Set problem -
Please copy the rows from the start up to and including the line with "analyze-button[interactable]: Analyze <box>66", replacing "thumbnail-badge" with "thumb-badge" and leaving everything else unchanged.

** begin Records **

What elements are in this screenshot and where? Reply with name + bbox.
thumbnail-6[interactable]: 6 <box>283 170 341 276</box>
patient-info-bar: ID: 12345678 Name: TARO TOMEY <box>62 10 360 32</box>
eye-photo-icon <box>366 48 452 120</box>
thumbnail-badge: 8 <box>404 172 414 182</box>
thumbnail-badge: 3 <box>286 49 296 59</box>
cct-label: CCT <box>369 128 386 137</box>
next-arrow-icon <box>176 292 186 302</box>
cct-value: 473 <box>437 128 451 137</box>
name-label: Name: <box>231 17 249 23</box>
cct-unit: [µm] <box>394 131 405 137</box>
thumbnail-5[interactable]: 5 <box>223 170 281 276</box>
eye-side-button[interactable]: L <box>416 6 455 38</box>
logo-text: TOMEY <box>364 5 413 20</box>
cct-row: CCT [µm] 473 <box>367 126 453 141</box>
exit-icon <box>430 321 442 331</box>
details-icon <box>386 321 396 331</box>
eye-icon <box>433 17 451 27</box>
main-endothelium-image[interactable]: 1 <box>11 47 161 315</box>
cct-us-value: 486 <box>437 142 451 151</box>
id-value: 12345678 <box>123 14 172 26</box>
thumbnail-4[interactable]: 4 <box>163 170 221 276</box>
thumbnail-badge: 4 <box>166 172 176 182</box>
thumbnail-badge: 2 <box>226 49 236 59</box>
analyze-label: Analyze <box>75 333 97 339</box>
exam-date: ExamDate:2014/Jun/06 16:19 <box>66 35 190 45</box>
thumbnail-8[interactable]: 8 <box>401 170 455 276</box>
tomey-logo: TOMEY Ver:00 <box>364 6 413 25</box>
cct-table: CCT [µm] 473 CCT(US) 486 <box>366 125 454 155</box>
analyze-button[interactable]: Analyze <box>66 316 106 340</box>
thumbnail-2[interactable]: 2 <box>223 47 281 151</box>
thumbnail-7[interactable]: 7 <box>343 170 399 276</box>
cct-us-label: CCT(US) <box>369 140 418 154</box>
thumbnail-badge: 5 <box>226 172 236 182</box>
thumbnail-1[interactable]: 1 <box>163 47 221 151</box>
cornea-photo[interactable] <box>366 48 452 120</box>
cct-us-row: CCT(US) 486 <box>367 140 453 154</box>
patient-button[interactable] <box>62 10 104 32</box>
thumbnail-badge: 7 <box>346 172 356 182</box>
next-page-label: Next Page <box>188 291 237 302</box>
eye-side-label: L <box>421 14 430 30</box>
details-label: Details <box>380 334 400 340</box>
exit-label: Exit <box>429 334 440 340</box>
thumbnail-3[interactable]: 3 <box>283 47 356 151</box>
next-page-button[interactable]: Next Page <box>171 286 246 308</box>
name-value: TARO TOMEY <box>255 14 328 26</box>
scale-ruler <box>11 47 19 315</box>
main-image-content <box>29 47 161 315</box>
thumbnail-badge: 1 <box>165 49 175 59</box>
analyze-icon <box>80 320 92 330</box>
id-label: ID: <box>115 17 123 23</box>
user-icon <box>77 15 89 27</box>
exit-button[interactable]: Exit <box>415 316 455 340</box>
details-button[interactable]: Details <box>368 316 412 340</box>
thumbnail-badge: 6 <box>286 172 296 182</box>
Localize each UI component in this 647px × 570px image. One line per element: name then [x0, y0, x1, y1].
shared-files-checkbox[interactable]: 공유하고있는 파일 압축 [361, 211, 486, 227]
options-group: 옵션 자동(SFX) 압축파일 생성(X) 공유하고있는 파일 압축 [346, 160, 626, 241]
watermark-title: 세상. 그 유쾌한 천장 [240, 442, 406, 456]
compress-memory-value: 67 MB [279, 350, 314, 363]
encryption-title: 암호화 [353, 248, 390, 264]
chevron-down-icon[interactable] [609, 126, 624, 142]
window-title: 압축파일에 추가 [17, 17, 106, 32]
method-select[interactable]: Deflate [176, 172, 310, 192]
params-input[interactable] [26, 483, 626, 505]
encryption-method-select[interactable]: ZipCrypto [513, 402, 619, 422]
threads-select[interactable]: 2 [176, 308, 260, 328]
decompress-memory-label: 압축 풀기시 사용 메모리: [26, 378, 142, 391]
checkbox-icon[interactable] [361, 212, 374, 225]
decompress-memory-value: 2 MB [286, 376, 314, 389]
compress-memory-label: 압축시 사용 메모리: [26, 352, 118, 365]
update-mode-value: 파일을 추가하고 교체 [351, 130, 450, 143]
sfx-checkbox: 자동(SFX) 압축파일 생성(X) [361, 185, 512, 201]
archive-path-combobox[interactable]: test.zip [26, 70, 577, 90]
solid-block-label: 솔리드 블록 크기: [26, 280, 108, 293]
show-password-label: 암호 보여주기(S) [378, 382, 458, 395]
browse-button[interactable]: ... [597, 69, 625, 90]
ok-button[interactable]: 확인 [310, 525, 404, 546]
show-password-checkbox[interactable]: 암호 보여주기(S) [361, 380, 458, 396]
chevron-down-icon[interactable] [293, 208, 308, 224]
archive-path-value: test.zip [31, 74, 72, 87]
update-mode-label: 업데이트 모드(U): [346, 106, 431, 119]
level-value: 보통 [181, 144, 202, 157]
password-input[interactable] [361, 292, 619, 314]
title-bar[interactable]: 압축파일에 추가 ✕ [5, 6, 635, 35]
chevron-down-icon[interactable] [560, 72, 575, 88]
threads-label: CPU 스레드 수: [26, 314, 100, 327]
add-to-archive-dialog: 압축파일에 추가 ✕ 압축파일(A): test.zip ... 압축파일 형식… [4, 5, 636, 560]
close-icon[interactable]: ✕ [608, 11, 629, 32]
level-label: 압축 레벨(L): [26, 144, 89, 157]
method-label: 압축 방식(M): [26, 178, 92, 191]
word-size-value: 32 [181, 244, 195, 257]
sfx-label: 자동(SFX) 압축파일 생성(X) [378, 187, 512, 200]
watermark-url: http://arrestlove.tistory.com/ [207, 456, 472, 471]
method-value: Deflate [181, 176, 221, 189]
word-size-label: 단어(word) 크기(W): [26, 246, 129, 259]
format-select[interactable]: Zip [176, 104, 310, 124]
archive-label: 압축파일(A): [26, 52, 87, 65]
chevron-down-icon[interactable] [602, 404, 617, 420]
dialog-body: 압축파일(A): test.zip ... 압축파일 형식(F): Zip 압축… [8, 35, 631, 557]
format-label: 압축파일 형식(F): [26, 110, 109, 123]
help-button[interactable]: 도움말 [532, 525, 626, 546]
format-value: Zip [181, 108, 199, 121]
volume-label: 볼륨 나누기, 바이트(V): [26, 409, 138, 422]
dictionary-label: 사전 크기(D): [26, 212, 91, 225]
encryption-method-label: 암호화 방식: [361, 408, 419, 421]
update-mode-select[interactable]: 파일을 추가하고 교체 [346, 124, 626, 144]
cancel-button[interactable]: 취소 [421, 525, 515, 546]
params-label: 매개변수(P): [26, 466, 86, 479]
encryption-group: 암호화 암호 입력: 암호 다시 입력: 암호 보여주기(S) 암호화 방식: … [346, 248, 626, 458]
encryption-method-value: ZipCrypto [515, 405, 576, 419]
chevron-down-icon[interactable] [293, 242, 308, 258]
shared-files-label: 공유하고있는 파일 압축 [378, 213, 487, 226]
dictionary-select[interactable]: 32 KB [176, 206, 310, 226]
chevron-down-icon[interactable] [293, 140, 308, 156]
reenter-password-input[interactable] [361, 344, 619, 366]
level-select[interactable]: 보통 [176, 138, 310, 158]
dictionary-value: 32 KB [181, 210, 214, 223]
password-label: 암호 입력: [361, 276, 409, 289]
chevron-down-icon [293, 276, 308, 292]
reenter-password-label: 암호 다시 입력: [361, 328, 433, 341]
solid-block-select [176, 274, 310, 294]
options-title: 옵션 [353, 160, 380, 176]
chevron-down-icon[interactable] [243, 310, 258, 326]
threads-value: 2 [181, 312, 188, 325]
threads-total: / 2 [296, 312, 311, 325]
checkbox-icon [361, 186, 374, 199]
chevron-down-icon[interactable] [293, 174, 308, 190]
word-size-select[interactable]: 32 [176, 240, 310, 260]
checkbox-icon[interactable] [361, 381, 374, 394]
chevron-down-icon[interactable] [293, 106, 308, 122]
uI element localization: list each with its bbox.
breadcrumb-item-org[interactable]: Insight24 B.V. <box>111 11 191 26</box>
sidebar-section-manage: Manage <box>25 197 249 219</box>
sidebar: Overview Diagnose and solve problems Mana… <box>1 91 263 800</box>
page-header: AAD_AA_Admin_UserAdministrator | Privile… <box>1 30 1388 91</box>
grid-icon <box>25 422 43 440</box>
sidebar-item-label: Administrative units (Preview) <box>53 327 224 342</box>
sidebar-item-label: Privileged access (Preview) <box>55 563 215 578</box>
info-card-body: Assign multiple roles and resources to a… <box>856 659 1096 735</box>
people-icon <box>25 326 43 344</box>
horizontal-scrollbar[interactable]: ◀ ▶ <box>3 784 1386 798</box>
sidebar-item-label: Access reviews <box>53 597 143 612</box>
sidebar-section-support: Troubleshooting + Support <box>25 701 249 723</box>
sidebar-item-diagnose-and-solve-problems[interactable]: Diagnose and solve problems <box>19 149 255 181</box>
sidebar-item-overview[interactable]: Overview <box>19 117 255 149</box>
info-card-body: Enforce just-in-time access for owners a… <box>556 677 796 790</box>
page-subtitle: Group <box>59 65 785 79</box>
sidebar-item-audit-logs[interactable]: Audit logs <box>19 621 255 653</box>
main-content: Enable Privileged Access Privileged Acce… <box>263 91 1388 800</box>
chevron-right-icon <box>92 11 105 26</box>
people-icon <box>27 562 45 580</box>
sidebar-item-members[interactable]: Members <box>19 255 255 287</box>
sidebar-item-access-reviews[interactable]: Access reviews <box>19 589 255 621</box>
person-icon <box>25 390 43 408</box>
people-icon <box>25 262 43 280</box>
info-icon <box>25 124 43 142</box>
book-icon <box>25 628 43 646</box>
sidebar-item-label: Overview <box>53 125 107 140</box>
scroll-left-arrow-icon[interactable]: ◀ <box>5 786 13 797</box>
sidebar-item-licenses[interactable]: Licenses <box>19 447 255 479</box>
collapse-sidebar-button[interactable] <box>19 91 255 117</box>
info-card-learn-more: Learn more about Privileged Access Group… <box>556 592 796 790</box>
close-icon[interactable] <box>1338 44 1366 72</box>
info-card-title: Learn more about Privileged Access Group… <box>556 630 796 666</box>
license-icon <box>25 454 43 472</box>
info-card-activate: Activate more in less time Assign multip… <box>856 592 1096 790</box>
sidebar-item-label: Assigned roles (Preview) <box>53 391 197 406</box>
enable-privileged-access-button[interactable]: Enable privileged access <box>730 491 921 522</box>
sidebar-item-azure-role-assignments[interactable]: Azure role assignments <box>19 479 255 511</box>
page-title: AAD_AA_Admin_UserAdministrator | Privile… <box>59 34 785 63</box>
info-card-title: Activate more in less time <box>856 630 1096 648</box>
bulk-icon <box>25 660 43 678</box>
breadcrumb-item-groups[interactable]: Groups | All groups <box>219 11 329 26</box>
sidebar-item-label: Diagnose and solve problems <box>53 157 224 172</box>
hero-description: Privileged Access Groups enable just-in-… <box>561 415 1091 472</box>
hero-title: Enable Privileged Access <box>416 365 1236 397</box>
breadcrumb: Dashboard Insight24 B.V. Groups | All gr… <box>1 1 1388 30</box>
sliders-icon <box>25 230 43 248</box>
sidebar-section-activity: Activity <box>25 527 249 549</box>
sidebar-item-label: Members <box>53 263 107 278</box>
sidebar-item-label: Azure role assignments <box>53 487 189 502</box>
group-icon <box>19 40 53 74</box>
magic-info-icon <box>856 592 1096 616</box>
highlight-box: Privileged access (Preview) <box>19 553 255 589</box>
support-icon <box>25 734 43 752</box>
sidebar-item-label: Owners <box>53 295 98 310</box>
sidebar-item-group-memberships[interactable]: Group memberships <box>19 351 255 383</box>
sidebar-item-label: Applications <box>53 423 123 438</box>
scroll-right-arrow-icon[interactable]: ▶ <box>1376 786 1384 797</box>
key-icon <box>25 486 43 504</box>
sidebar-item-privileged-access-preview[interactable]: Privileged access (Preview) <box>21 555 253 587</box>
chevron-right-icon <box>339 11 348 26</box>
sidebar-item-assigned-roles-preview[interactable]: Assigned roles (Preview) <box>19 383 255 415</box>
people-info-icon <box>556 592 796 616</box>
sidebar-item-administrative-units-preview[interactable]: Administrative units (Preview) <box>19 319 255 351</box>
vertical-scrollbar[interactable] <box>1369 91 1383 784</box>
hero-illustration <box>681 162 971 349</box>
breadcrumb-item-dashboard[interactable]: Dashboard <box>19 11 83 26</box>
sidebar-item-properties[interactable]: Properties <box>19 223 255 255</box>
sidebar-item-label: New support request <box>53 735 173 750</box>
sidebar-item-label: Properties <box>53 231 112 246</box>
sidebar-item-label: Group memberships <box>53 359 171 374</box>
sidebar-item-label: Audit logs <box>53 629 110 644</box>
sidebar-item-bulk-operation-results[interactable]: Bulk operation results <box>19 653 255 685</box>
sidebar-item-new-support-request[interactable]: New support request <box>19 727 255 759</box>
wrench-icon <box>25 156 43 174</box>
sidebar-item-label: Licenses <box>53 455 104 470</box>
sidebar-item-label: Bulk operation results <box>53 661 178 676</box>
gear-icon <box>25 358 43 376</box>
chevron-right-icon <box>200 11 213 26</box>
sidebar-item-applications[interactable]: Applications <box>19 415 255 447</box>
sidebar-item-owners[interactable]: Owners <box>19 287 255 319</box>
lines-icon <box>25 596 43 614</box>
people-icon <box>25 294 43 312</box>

** end Records **

Worked solution -
What elements are in this screenshot and where? Reply with name + bbox.
thumbnail-6[interactable]: 6 <box>283 170 341 276</box>
patient-info-bar: ID: 12345678 Name: TARO TOMEY <box>62 10 360 32</box>
eye-photo-icon <box>366 48 452 120</box>
thumb-badge: 8 <box>404 172 414 182</box>
thumb-badge: 3 <box>286 49 296 59</box>
cct-label: CCT <box>369 128 386 137</box>
next-arrow-icon <box>176 292 186 302</box>
cct-value: 473 <box>437 128 451 137</box>
name-label: Name: <box>231 17 249 23</box>
cct-unit: [µm] <box>394 131 405 137</box>
thumbnail-5[interactable]: 5 <box>223 170 281 276</box>
eye-side-button[interactable]: L <box>416 6 455 38</box>
logo-text: TOMEY <box>364 5 413 20</box>
cct-row: CCT [µm] 473 <box>367 126 453 141</box>
exit-icon <box>430 321 442 331</box>
details-icon <box>386 321 396 331</box>
eye-icon <box>433 17 451 27</box>
main-endothelium-image[interactable]: 1 <box>11 47 161 315</box>
cct-us-value: 486 <box>437 142 451 151</box>
id-value: 12345678 <box>123 14 172 26</box>
thumbnail-4[interactable]: 4 <box>163 170 221 276</box>
thumb-badge: 4 <box>166 172 176 182</box>
thumb-badge: 2 <box>226 49 236 59</box>
analyze-label: Analyze <box>75 333 97 339</box>
exam-date: ExamDate:2014/Jun/06 16:19 <box>66 35 190 45</box>
thumbnail-8[interactable]: 8 <box>401 170 455 276</box>
tomey-logo: TOMEY Ver:00 <box>364 6 413 25</box>
cct-table: CCT [µm] 473 CCT(US) 486 <box>366 125 454 155</box>
analyze-button[interactable]: Analyze <box>66 316 106 340</box>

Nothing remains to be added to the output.